» **What you should do**
Copy everything from the start of the material down to the line containing "option-label: Enable parental", keeping each line exactly as it appears.

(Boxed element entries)
⁂
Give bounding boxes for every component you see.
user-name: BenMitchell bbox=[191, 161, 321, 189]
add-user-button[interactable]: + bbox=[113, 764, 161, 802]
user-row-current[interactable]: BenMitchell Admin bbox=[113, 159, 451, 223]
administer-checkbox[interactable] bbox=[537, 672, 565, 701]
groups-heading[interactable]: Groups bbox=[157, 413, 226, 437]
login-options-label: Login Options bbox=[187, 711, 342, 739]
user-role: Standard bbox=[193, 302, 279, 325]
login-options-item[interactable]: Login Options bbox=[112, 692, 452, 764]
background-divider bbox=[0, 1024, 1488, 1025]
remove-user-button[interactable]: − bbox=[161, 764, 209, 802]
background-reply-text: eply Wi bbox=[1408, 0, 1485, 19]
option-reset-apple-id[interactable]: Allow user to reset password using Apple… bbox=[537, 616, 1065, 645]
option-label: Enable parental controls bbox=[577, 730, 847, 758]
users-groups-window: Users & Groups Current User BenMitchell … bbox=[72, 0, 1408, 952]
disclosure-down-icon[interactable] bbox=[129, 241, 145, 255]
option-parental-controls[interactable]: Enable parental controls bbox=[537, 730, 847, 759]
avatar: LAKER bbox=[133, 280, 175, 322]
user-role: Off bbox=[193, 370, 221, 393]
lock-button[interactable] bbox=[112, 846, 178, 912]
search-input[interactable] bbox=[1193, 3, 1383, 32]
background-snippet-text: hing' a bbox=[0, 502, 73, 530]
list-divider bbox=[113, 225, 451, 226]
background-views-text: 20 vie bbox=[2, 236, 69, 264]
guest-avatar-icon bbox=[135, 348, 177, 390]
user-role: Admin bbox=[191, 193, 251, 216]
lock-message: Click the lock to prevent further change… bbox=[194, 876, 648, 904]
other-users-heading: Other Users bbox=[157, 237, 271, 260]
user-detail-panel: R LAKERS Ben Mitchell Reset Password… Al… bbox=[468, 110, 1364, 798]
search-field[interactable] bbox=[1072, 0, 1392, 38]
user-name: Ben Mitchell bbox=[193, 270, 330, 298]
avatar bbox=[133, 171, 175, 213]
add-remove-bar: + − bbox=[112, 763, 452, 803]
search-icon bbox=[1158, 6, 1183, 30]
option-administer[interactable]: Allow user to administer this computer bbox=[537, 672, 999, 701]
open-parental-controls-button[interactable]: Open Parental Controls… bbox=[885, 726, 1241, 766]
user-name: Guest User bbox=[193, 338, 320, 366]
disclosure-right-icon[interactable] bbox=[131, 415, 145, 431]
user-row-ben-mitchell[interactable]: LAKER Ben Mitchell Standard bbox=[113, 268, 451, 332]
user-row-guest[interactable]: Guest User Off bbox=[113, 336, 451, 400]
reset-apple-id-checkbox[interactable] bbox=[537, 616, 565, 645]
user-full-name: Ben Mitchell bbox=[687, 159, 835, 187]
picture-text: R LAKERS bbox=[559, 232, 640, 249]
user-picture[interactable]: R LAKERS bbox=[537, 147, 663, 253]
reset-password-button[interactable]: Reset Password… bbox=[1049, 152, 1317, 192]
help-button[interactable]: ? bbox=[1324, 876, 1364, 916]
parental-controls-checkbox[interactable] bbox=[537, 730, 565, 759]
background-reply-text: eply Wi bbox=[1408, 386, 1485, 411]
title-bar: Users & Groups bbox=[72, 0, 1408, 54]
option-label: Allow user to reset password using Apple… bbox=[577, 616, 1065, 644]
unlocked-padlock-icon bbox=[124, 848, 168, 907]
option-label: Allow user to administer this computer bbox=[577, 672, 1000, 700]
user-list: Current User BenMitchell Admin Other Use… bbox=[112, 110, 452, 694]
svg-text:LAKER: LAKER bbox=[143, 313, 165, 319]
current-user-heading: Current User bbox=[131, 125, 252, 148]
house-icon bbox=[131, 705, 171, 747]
⁂
» **Task output**
Give bounding boxes for every component you see.
user-name: BenMitchell bbox=[191, 161, 321, 189]
add-user-button[interactable]: + bbox=[113, 764, 161, 802]
user-row-current[interactable]: BenMitchell Admin bbox=[113, 159, 451, 223]
administer-checkbox[interactable] bbox=[537, 672, 565, 701]
groups-heading[interactable]: Groups bbox=[157, 413, 226, 437]
login-options-label: Login Options bbox=[187, 711, 342, 739]
user-role: Standard bbox=[193, 302, 279, 325]
login-options-item[interactable]: Login Options bbox=[112, 692, 452, 764]
background-divider bbox=[0, 1024, 1488, 1025]
remove-user-button[interactable]: − bbox=[161, 764, 209, 802]
background-reply-text: eply Wi bbox=[1408, 0, 1485, 19]
option-reset-apple-id[interactable]: Allow user to reset password using Apple… bbox=[537, 616, 1065, 645]
option-label: Enable parental controls bbox=[577, 730, 847, 758]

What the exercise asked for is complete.